Data listing:
--------------------------------
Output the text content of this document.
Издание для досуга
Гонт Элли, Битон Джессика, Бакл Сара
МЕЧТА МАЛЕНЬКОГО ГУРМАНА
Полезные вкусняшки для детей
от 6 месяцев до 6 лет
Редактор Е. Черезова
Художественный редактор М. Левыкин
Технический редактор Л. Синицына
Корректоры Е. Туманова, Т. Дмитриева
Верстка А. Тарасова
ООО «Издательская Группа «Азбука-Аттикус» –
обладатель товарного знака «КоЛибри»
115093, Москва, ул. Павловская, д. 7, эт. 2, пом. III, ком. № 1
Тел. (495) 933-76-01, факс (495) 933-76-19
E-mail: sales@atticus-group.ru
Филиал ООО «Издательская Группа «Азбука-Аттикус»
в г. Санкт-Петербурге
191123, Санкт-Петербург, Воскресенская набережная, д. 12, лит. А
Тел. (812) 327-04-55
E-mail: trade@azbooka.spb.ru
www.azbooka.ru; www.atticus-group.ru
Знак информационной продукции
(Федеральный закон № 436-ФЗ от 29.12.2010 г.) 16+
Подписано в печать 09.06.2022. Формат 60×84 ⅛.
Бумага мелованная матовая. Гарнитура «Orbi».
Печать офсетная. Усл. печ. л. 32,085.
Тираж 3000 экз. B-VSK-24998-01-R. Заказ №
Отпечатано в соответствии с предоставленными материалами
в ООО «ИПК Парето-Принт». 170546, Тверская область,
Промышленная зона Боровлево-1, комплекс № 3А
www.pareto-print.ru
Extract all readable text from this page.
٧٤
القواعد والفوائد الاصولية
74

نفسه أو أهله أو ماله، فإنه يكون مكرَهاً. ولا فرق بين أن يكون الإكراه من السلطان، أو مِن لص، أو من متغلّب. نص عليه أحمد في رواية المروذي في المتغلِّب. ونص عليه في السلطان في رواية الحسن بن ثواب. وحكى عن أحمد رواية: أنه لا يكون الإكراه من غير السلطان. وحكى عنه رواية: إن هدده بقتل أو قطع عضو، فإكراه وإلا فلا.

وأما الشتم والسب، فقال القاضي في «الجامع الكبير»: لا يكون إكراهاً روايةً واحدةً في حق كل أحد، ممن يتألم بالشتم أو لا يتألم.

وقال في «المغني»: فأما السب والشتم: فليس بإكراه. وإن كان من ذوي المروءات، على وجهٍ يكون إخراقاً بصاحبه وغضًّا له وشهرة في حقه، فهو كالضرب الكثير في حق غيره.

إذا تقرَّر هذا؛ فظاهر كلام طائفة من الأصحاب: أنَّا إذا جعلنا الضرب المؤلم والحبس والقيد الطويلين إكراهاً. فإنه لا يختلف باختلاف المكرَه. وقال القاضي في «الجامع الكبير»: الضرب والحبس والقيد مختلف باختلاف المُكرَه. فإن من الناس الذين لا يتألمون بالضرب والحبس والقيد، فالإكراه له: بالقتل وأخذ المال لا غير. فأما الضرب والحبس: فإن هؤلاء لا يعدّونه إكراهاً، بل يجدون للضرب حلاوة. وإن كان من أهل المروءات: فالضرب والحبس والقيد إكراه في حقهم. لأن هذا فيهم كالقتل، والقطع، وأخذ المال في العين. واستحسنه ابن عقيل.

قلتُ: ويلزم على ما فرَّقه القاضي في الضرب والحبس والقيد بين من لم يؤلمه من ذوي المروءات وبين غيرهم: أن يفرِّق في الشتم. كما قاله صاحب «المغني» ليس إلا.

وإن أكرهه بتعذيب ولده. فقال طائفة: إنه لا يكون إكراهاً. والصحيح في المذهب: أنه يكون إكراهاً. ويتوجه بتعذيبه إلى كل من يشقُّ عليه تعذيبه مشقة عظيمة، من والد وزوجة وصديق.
--------------------------------
● **SHORT EXERCISE**
Please output the entire listing exactly as it stands.

● **THE RESULT**
Output the text content of this document.
Издание для досуга
Гонт Элли, Битон Джессика, Бакл Сара
МЕЧТА МАЛЕНЬКОГО ГУРМАНА
Полезные вкусняшки для детей
от 6 месяцев до 6 лет
Редактор Е. Черезова
Художественный редактор М. Левыкин
Технический редактор Л. Синицына
Корректоры Е. Туманова, Т. Дмитриева
Верстка А. Тарасова
ООО «Издательская Группа «Азбука-Аттикус» –
обладатель товарного знака «КоЛибри»
115093, Москва, ул. Павловская, д. 7, эт. 2, пом. III, ком. № 1
Тел. (495) 933-76-01, факс (495) 933-76-19
E-mail: sales@atticus-group.ru
Филиал ООО «Издательская Группа «Азбука-Аттикус»
в г. Санкт-Петербурге
191123, Санкт-Петербург, Воскресенская набережная, д. 12, лит. А
Тел. (812) 327-04-55
E-mail: trade@azbooka.spb.ru
www.azbooka.ru; www.atticus-group.ru
Знак информационной продукции
(Федеральный закон № 436-ФЗ от 29.12.2010 г.) 16+
Подписано в печать 09.06.2022. Формат 60×84 ⅛.
Бумага мелованная матовая. Гарнитура «Orbi».
Печать офсетная. Усл. печ. л. 32,085.
Тираж 3000 экз. B-VSK-24998-01-R. Заказ №
Отпечатано в соответствии с предоставленными материалами
в ООО «ИПК Парето-Принт». 170546, Тверская область,
Промышленная зона Боровлево-1, комплекс № 3А
www.pareto-print.ru
Extract all readable text from this page.
٧٤
القواعد والفوائد الاصولية
74

نفسه أو أهله أو ماله، فإنه يكون مكرَهاً. ولا فرق بين أن يكون الإكراه من السلطان، أو مِن لص، أو من متغلّب. نص عليه أحمد في رواية المروذي في المتغلِّب. ونص عليه في السلطان في رواية الحسن بن ثواب. وحكى عن أحمد رواية: أنه لا يكون الإكراه من غير السلطان. وحكى عنه رواية: إن هدده بقتل أو قطع عضو، فإكراه وإلا فلا.

وأما الشتم والسب، فقال القاضي في «الجامع الكبير»: لا يكون إكراهاً روايةً واحدةً في حق كل أحد، ممن يتألم بالشتم أو لا يتألم.

وقال في «المغني»: فأما السب والشتم: فليس بإكراه. وإن كان من ذوي المروءات، على وجهٍ يكون إخراقاً بصاحبه وغضًّا له وشهرة في حقه، فهو كالضرب الكثير في حق غيره.

إذا تقرَّر هذا؛ فظاهر كلام طائفة من الأصحاب: أنَّا إذا جعلنا الضرب المؤلم والحبس والقيد الطويلين إكراهاً. فإنه لا يختلف باختلاف المكرَه. وقال القاضي في «الجامع الكبير»: الضرب والحبس والقيد مختلف باختلاف المُكرَه. فإن من الناس الذين لا يتألمون بالضرب والحبس والقيد، فالإكراه له: بالقتل وأخذ المال لا غير. فأما الضرب والحبس: فإن هؤلاء لا يعدّونه إكراهاً، بل يجدون للضرب حلاوة. وإن كان من أهل المروءات: فالضرب والحبس والقيد إكراه في حقهم. لأن هذا فيهم كالقتل، والقطع، وأخذ المال في العين. واستحسنه ابن عقيل.

قلتُ: ويلزم على ما فرَّقه القاضي في الضرب والحبس والقيد بين من لم يؤلمه من ذوي المروءات وبين غيرهم: أن يفرِّق في الشتم. كما قاله صاحب «المغني» ليس إلا.

وإن أكرهه بتعذيب ولده. فقال طائفة: إنه لا يكون إكراهاً. والصحيح في المذهب: أنه يكون إكراهاً. ويتوجه بتعذيبه إلى كل من يشقُّ عليه تعذيبه مشقة عظيمة، من والد وزوجة وصديق.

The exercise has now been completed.